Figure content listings
((

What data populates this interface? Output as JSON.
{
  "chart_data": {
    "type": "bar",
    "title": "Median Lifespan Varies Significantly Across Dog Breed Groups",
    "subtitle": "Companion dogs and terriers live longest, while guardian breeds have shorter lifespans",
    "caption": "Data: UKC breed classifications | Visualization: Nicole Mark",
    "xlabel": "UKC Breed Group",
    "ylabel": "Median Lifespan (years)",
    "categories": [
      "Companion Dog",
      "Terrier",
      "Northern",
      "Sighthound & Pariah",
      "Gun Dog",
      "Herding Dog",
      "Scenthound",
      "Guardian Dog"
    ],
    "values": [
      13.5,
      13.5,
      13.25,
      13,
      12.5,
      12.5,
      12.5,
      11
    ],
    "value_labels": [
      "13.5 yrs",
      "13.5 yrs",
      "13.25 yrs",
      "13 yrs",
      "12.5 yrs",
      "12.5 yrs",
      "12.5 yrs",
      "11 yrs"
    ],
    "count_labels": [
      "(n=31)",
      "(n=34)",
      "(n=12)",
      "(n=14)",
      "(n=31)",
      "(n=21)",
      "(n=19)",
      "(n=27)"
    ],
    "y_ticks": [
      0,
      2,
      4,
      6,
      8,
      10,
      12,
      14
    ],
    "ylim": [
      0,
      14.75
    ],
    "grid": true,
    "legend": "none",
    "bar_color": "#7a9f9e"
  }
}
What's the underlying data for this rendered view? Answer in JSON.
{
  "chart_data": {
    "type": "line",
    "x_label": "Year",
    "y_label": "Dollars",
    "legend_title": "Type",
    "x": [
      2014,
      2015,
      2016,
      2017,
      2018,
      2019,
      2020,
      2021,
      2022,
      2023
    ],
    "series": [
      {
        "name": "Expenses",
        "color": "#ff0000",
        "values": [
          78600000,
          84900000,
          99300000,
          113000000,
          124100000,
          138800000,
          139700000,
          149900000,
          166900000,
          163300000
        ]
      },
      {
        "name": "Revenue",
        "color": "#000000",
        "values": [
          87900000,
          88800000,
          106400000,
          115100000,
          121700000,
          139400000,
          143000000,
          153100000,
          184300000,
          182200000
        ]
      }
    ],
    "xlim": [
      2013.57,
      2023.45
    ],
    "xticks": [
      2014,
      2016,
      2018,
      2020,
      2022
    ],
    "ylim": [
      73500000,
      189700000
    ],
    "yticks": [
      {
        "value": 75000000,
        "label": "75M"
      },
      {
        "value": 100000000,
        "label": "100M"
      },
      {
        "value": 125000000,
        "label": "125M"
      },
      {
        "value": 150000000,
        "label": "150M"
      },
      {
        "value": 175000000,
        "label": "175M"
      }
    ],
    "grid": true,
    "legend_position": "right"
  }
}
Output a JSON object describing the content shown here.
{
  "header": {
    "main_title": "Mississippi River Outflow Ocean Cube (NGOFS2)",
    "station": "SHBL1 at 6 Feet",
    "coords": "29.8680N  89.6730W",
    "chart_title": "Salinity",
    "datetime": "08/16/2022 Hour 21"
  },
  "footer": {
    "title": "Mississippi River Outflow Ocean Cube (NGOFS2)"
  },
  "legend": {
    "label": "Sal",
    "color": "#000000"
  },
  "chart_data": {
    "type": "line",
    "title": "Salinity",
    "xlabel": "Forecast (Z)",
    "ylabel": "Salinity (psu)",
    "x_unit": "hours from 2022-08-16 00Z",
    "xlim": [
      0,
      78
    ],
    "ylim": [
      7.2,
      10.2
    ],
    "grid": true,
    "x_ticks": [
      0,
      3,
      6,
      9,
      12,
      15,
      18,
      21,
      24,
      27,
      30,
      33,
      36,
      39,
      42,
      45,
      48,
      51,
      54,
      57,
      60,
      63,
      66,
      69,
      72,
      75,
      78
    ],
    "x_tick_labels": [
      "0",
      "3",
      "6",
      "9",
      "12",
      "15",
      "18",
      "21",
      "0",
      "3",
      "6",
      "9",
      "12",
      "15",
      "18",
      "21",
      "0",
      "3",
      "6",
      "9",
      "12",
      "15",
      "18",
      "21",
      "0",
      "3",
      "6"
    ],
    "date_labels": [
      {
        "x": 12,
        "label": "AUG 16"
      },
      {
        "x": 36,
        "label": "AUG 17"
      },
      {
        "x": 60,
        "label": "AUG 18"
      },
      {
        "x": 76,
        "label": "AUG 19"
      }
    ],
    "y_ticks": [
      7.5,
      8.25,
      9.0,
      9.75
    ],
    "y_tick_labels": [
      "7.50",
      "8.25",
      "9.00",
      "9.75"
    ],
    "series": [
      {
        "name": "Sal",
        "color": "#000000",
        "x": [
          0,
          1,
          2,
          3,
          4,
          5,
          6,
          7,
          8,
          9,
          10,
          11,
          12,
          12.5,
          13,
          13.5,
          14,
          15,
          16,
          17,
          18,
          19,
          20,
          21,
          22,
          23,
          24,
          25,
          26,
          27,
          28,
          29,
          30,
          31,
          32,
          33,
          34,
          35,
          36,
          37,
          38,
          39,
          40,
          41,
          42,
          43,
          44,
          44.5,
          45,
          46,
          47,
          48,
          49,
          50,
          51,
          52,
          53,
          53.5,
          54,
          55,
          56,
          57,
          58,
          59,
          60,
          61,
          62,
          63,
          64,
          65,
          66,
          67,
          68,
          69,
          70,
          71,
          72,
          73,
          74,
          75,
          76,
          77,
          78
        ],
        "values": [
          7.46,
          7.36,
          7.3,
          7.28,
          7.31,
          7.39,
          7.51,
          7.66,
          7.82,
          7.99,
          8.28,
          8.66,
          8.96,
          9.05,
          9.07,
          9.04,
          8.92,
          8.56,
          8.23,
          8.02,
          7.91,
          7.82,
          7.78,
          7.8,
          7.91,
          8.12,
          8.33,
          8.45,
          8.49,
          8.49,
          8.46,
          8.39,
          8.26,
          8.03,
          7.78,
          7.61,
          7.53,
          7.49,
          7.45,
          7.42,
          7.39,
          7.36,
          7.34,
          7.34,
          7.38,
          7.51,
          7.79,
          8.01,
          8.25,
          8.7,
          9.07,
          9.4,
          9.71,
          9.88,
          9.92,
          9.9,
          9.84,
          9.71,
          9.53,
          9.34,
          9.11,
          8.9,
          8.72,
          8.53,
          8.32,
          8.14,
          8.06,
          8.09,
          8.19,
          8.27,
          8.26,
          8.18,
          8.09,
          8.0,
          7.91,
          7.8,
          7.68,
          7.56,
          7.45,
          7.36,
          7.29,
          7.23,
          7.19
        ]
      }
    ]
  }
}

))

_WHAT TO PRODUCE_. Transcribe all the entries, keeping each one exactly as it is.

_WRITTEN RESPONSE_.
What data populates this interface? Output as JSON.
{
  "chart_data": {
    "type": "bar",
    "title": "Median Lifespan Varies Significantly Across Dog Breed Groups",
    "subtitle": "Companion dogs and terriers live longest, while guardian breeds have shorter lifespans",
    "caption": "Data: UKC breed classifications | Visualization: Nicole Mark",
    "xlabel": "UKC Breed Group",
    "ylabel": "Median Lifespan (years)",
    "categories": [
      "Companion Dog",
      "Terrier",
      "Northern",
      "Sighthound & Pariah",
      "Gun Dog",
      "Herding Dog",
      "Scenthound",
      "Guardian Dog"
    ],
    "values": [
      13.5,
      13.5,
      13.25,
      13,
      12.5,
      12.5,
      12.5,
      11
    ],
    "value_labels": [
      "13.5 yrs",
      "13.5 yrs",
      "13.25 yrs",
      "13 yrs",
      "12.5 yrs",
      "12.5 yrs",
      "12.5 yrs",
      "11 yrs"
    ],
    "count_labels": [
      "(n=31)",
      "(n=34)",
      "(n=12)",
      "(n=14)",
      "(n=31)",
      "(n=21)",
      "(n=19)",
      "(n=27)"
    ],
    "y_ticks": [
      0,
      2,
      4,
      6,
      8,
      10,
      12,
      14
    ],
    "ylim": [
      0,
      14.75
    ],
    "grid": true,
    "legend": "none",
    "bar_color": "#7a9f9e"
  }
}
What's the underlying data for this rendered view? Answer in JSON.
{
  "chart_data": {
    "type": "line",
    "x_label": "Year",
    "y_label": "Dollars",
    "legend_title": "Type",
    "x": [
      2014,
      2015,
      2016,
      2017,
      2018,
      2019,
      2020,
      2021,
      2022,
      2023
    ],
    "series": [
      {
        "name": "Expenses",
        "color": "#ff0000",
        "values": [
          78600000,
          84900000,
          99300000,
          113000000,
          124100000,
          138800000,
          139700000,
          149900000,
          166900000,
          163300000
        ]
      },
      {
        "name": "Revenue",
        "color": "#000000",
        "values": [
          87900000,
          88800000,
          106400000,
          115100000,
          121700000,
          139400000,
          143000000,
          153100000,
          184300000,
          182200000
        ]
      }
    ],
    "xlim": [
      2013.57,
      2023.45
    ],
    "xticks": [
      2014,
      2016,
      2018,
      2020,
      2022
    ],
    "ylim": [
      73500000,
      189700000
    ],
    "yticks": [
      {
        "value": 75000000,
        "label": "75M"
      },
      {
        "value": 100000000,
        "label": "100M"
      },
      {
        "value": 125000000,
        "label": "125M"
      },
      {
        "value": 150000000,
        "label": "150M"
      },
      {
        "value": 175000000,
        "label": "175M"
      }
    ],
    "grid": true,
    "legend_position": "right"
  }
}
Output a JSON object describing the content shown here.
{
  "header": {
    "main_title": "Mississippi River Outflow Ocean Cube (NGOFS2)",
    "station": "SHBL1 at 6 Feet",
    "coords": "29.8680N  89.6730W",
    "chart_title": "Salinity",
    "datetime": "08/16/2022 Hour 21"
  },
  "footer": {
    "title": "Mississippi River Outflow Ocean Cube (NGOFS2)"
  },
  "legend": {
    "label": "Sal",
    "color": "#000000"
  },
  "chart_data": {
    "type": "line",
    "title": "Salinity",
    "xlabel": "Forecast (Z)",
    "ylabel": "Salinity (psu)",
    "x_unit": "hours from 2022-08-16 00Z",
    "xlim": [
      0,
      78
    ],
    "ylim": [
      7.2,
      10.2
    ],
    "grid": true,
    "x_ticks": [
      0,
      3,
      6,
      9,
      12,
      15,
      18,
      21,
      24,
      27,
      30,
      33,
      36,
      39,
      42,
      45,
      48,
      51,
      54,
      57,
      60,
      63,
      66,
      69,
      72,
      75,
      78
    ],
    "x_tick_labels": [
      "0",
      "3",
      "6",
      "9",
      "12",
      "15",
      "18",
      "21",
      "0",
      "3",
      "6",
      "9",
      "12",
      "15",
      "18",
      "21",
      "0",
      "3",
      "6",
      "9",
      "12",
      "15",
      "18",
      "21",
      "0",
      "3",
      "6"
    ],
    "date_labels": [
      {
        "x": 12,
        "label": "AUG 16"
      },
      {
        "x": 36,
        "label": "AUG 17"
      },
      {
        "x": 60,
        "label": "AUG 18"
      },
      {
        "x": 76,
        "label": "AUG 19"
      }
    ],
    "y_ticks": [
      7.5,
      8.25,
      9.0,
      9.75
    ],
    "y_tick_labels": [
      "7.50",
      "8.25",
      "9.00",
      "9.75"
    ],
    "series": [
      {
        "name": "Sal",
        "color": "#000000",
        "x": [
          0,
          1,
          2,
          3,
          4,
          5,
          6,
          7,
          8,
          9,
          10,
          11,
          12,
          12.5,
          13,
          13.5,
          14,
          15,
          16,
          17,
          18,
          19,
          20,
          21,
          22,
          23,
          24,
          25,
          26,
          27,
          28,
          29,
          30,
          31,
          32,
          33,
          34,
          35,
          36,
          37,
          38,
          39,
          40,
          41,
          42,
          43,
          44,
          44.5,
          45,
          46,
          47,
          48,
          49,
          50,
          51,
          52,
          53,
          53.5,
          54,
          55,
          56,
          57,
          58,
          59,
          60,
          61,
          62,
          63,
          64,
          65,
          66,
          67,
          68,
          69,
          70,
          71,
          72,
          73,
          74,
          75,
          76,
          77,
          78
        ],
        "values": [
          7.46,
          7.36,
          7.3,
          7.28,
          7.31,
          7.39,
          7.51,
          7.66,
          7.82,
          7.99,
          8.28,
          8.66,
          8.96,
          9.05,
          9.07,
          9.04,
          8.92,
          8.56,
          8.23,
          8.02,
          7.91,
          7.82,
          7.78,
          7.8,
          7.91,
          8.12,
          8.33,
          8.45,
          8.49,
          8.49,
          8.46,
          8.39,
          8.26,
          8.03,
          7.78,
          7.61,
          7.53,
          7.49,
          7.45,
          7.42,
          7.39,
          7.36,
          7.34,
          7.34,
          7.38,
          7.51,
          7.79,
          8.01,
          8.25,
          8.7,
          9.07,
          9.4,
          9.71,
          9.88,
          9.92,
          9.9,
          9.84,
          9.71,
          9.53,
          9.34,
          9.11,
          8.9,
          8.72,
          8.53,
          8.32,
          8.14,
          8.06,
          8.09,
          8.19,
          8.27,
          8.26,
          8.18,
          8.09,
          8.0,
          7.91,
          7.8,
          7.68,
          7.56,
          7.45,
          7.36,
          7.29,
          7.23,
          7.19
        ]
      }
    ]
  }
}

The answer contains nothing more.